● **TASK DETAILS**: Reproduce the records below in their entirety, character for character.

● **Dataset rows about figures**:

----

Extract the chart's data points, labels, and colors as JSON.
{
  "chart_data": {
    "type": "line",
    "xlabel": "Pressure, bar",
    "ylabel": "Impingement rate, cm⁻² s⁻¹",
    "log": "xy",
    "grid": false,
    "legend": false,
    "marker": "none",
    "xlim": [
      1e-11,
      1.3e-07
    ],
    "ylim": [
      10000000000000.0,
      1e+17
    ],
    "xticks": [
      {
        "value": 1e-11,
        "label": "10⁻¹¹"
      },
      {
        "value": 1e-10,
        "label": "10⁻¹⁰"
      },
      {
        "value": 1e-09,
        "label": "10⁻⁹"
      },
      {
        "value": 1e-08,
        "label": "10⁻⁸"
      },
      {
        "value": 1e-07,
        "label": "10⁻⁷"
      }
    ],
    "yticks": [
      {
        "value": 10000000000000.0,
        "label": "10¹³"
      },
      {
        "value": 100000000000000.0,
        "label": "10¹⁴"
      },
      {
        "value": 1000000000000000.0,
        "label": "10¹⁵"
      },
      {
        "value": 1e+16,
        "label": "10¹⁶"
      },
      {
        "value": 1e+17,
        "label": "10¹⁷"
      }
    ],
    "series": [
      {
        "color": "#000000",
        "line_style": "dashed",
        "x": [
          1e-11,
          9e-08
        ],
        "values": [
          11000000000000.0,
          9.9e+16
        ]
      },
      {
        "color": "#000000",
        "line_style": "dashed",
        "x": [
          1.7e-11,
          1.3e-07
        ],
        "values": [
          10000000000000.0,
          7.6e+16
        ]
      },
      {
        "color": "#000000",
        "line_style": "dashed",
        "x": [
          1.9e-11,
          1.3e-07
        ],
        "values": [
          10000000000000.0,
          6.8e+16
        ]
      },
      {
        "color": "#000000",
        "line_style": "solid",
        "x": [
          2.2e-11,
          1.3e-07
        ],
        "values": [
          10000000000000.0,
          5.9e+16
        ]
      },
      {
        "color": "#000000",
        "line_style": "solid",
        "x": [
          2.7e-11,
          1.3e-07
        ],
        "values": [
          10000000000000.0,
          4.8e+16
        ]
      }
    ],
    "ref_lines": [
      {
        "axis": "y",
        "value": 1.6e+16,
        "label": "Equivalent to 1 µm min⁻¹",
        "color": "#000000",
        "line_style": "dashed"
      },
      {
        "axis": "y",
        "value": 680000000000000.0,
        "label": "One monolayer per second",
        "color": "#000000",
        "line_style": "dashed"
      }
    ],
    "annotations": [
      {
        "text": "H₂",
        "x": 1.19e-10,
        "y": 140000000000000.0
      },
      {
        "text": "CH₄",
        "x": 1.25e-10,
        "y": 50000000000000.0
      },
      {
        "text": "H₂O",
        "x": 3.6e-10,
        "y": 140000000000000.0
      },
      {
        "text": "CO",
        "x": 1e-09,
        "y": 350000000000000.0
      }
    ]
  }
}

----

● **RESPONSE BELOW**:
Extract the chart's data points, labels, and colors as JSON.
{
  "chart_data": {
    "type": "line",
    "xlabel": "Pressure, bar",
    "ylabel": "Impingement rate, cm⁻² s⁻¹",
    "log": "xy",
    "grid": false,
    "legend": false,
    "marker": "none",
    "xlim": [
      1e-11,
      1.3e-07
    ],
    "ylim": [
      10000000000000.0,
      1e+17
    ],
    "xticks": [
      {
        "value": 1e-11,
        "label": "10⁻¹¹"
      },
      {
        "value": 1e-10,
        "label": "10⁻¹⁰"
      },
      {
        "value": 1e-09,
        "label": "10⁻⁹"
      },
      {
        "value": 1e-08,
        "label": "10⁻⁸"
      },
      {
        "value": 1e-07,
        "label": "10⁻⁷"
      }
    ],
    "yticks": [
      {
        "value": 10000000000000.0,
        "label": "10¹³"
      },
      {
        "value": 100000000000000.0,
        "label": "10¹⁴"
      },
      {
        "value": 1000000000000000.0,
        "label": "10¹⁵"
      },
      {
        "value": 1e+16,
        "label": "10¹⁶"
      },
      {
        "value": 1e+17,
        "label": "10¹⁷"
      }
    ],
    "series": [
      {
        "color": "#000000",
        "line_style": "dashed",
        "x": [
          1e-11,
          9e-08
        ],
        "values": [
          11000000000000.0,
          9.9e+16
        ]
      },
      {
        "color": "#000000",
        "line_style": "dashed",
        "x": [
          1.7e-11,
          1.3e-07
        ],
        "values": [
          10000000000000.0,
          7.6e+16
        ]
      },
      {
        "color": "#000000",
        "line_style": "dashed",
        "x": [
          1.9e-11,
          1.3e-07
        ],
        "values": [
          10000000000000.0,
          6.8e+16
        ]
      },
      {
        "color": "#000000",
        "line_style": "solid",
        "x": [
          2.2e-11,
          1.3e-07
        ],
        "values": [
          10000000000000.0,
          5.9e+16
        ]
      },
      {
        "color": "#000000",
        "line_style": "solid",
        "x": [
          2.7e-11,
          1.3e-07
        ],
        "values": [
          10000000000000.0,
          4.8e+16
        ]
      }
    ],
    "ref_lines": [
      {
        "axis": "y",
        "value": 1.6e+16,
        "label": "Equivalent to 1 µm min⁻¹",
        "color": "#000000",
        "line_style": "dashed"
      },
      {
        "axis": "y",
        "value": 680000000000000.0,
        "label": "One monolayer per second",
        "color": "#000000",
        "line_style": "dashed"
      }
    ],
    "annotations": [
      {
        "text": "H₂",
        "x": 1.19e-10,
        "y": 140000000000000.0
      },
      {
        "text": "CH₄",
        "x": 1.25e-10,
        "y": 50000000000000.0
      },
      {
        "text": "H₂O",
        "x": 3.6e-10,
        "y": 140000000000000.0
      },
      {
        "text": "CO",
        "x": 1e-09,
        "y": 350000000000000.0
      }
    ]
  }
}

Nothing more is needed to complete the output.